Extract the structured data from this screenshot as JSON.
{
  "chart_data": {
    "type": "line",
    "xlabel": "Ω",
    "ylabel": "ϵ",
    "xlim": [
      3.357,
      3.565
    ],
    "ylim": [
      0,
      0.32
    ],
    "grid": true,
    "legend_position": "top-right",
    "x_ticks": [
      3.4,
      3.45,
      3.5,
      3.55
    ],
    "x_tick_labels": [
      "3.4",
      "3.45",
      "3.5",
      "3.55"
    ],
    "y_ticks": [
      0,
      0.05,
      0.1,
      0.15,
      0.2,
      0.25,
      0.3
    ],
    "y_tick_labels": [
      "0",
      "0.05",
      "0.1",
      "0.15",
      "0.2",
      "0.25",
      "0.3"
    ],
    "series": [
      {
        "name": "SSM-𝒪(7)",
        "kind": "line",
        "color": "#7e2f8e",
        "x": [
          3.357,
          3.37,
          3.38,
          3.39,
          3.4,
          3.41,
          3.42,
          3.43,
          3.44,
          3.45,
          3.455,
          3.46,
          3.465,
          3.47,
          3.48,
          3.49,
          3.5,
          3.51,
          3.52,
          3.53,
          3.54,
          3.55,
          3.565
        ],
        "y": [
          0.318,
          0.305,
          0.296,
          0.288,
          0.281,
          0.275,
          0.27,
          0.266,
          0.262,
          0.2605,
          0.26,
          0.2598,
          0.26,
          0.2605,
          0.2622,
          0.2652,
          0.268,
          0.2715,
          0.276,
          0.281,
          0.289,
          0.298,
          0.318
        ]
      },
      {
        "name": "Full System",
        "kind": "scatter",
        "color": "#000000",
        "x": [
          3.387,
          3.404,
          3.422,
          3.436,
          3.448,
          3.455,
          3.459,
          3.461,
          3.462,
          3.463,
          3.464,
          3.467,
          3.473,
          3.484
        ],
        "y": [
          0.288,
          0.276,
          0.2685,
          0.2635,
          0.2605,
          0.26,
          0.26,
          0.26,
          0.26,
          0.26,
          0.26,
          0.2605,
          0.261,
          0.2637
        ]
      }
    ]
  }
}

▸ **Work required**: Transcribe the data. Leave every line exactly as it is.

▸ **Task solution**:
Extract the structured data from this screenshot as JSON.
{
  "chart_data": {
    "type": "line",
    "xlabel": "Ω",
    "ylabel": "ϵ",
    "xlim": [
      3.357,
      3.565
    ],
    "ylim": [
      0,
      0.32
    ],
    "grid": true,
    "legend_position": "top-right",
    "x_ticks": [
      3.4,
      3.45,
      3.5,
      3.55
    ],
    "x_tick_labels": [
      "3.4",
      "3.45",
      "3.5",
      "3.55"
    ],
    "y_ticks": [
      0,
      0.05,
      0.1,
      0.15,
      0.2,
      0.25,
      0.3
    ],
    "y_tick_labels": [
      "0",
      "0.05",
      "0.1",
      "0.15",
      "0.2",
      "0.25",
      "0.3"
    ],
    "series": [
      {
        "name": "SSM-𝒪(7)",
        "kind": "line",
        "color": "#7e2f8e",
        "x": [
          3.357,
          3.37,
          3.38,
          3.39,
          3.4,
          3.41,
          3.42,
          3.43,
          3.44,
          3.45,
          3.455,
          3.46,
          3.465,
          3.47,
          3.48,
          3.49,
          3.5,
          3.51,
          3.52,
          3.53,
          3.54,
          3.55,
          3.565
        ],
        "y": [
          0.318,
          0.305,
          0.296,
          0.288,
          0.281,
          0.275,
          0.27,
          0.266,
          0.262,
          0.2605,
          0.26,
          0.2598,
          0.26,
          0.2605,
          0.2622,
          0.2652,
          0.268,
          0.2715,
          0.276,
          0.281,
          0.289,
          0.298,
          0.318
        ]
      },
      {
        "name": "Full System",
        "kind": "scatter",
        "color": "#000000",
        "x": [
          3.387,
          3.404,
          3.422,
          3.436,
          3.448,
          3.455,
          3.459,
          3.461,
          3.462,
          3.463,
          3.464,
          3.467,
          3.473,
          3.484
        ],
        "y": [
          0.288,
          0.276,
          0.2685,
          0.2635,
          0.2605,
          0.26,
          0.26,
          0.26,
          0.26,
          0.26,
          0.26,
          0.2605,
          0.261,
          0.2637
        ]
      }
    ]
  }
}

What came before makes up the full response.